# Start of Task input

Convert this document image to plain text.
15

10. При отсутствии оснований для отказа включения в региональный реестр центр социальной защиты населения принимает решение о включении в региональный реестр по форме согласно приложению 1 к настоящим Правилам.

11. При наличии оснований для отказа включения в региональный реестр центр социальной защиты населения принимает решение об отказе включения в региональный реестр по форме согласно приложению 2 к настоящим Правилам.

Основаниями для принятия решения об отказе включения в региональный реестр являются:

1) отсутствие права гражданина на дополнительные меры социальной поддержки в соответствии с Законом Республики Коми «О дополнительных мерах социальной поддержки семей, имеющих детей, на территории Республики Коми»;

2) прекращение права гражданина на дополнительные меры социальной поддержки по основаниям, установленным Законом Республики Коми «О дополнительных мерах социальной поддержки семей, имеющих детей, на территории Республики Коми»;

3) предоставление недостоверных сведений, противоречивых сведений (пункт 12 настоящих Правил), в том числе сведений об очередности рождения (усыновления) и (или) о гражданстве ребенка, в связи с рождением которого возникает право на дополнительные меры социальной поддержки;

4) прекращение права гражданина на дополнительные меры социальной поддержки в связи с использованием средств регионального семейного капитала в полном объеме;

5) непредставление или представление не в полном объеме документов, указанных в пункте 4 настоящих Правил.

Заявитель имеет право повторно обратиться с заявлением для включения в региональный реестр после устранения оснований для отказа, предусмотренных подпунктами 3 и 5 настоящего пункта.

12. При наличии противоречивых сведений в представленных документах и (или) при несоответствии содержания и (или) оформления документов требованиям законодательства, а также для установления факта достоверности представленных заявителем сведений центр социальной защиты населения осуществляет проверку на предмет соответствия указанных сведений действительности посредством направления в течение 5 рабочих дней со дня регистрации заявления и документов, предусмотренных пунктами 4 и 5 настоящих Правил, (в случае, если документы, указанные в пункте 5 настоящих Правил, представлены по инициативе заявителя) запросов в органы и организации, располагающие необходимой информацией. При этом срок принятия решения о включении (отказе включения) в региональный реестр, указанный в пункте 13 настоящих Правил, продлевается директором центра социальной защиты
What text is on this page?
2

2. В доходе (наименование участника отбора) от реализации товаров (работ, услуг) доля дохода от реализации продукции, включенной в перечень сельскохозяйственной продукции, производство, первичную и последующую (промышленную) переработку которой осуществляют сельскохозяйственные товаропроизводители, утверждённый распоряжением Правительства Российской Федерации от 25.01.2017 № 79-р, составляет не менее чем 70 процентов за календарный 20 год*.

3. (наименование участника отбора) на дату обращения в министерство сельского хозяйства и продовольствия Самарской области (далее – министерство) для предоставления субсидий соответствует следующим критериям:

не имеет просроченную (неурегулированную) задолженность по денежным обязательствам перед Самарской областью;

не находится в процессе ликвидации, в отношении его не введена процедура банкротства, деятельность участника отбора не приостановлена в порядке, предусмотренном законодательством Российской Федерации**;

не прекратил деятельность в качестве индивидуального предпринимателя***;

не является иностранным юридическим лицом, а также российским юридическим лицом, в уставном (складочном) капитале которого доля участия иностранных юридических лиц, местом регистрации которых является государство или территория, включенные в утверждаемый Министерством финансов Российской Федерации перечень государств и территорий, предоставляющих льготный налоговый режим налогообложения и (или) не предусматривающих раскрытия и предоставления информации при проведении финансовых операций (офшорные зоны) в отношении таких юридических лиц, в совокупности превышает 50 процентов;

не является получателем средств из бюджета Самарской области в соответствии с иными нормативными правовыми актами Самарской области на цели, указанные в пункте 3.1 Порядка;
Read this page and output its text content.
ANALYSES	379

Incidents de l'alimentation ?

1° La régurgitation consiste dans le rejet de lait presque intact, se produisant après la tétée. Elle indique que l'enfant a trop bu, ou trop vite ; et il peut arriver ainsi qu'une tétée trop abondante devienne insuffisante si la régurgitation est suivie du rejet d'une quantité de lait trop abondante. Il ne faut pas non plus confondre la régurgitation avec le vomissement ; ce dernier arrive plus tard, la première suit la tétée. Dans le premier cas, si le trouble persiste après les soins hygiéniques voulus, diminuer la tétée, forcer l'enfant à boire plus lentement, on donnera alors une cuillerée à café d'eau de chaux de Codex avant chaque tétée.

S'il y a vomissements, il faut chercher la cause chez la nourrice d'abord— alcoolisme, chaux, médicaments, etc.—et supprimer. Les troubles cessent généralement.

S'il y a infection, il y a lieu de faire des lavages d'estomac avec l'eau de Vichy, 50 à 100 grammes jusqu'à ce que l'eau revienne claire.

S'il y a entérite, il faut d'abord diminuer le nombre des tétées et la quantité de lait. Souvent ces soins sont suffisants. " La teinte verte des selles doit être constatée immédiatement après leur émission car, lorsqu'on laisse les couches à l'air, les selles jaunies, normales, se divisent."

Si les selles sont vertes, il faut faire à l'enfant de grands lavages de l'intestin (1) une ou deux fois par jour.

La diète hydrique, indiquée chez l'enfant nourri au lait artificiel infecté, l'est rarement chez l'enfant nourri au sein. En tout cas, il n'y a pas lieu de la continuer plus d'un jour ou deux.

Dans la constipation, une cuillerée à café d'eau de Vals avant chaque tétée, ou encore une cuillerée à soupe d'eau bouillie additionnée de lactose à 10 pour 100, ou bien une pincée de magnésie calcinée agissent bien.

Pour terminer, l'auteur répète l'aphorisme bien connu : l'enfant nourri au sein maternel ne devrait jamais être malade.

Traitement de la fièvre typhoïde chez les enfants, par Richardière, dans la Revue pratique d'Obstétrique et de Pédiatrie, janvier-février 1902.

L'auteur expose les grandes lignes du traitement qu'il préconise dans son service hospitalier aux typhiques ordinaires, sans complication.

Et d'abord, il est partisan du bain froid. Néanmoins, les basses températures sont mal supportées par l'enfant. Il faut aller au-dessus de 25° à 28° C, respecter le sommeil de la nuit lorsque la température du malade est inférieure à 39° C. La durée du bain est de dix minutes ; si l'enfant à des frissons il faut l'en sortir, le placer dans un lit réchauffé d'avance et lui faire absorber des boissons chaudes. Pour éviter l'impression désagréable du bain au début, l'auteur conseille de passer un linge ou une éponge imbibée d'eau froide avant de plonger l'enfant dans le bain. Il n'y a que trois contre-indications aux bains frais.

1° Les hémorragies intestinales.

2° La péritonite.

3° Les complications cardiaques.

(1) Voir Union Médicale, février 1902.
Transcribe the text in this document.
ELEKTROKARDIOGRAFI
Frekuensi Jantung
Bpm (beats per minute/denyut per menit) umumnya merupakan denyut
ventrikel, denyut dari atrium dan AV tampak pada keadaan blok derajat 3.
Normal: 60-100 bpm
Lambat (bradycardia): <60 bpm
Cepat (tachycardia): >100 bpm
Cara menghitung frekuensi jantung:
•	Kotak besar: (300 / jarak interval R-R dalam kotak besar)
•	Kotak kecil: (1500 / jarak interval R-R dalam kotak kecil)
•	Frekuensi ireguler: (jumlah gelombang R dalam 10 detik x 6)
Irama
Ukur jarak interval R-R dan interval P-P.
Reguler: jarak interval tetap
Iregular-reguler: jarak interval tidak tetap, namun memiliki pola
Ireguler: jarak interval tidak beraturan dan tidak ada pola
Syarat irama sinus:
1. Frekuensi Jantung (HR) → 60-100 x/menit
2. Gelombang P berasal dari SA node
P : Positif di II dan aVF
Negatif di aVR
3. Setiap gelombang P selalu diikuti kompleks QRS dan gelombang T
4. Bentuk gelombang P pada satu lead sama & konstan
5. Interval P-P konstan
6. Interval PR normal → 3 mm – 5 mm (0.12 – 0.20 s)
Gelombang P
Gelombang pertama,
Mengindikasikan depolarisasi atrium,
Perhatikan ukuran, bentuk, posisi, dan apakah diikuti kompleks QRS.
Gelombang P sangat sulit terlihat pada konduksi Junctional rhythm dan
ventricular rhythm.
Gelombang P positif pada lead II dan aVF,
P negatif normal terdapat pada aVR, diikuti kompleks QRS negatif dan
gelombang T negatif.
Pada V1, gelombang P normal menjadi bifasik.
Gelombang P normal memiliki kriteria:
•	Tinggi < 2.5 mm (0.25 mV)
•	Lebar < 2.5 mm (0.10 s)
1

# End of Task input

**Exercise description**
Exactly how many lines in the data above contain the word "jarak"? Respond with the number and nothing more.

**Written answer**
6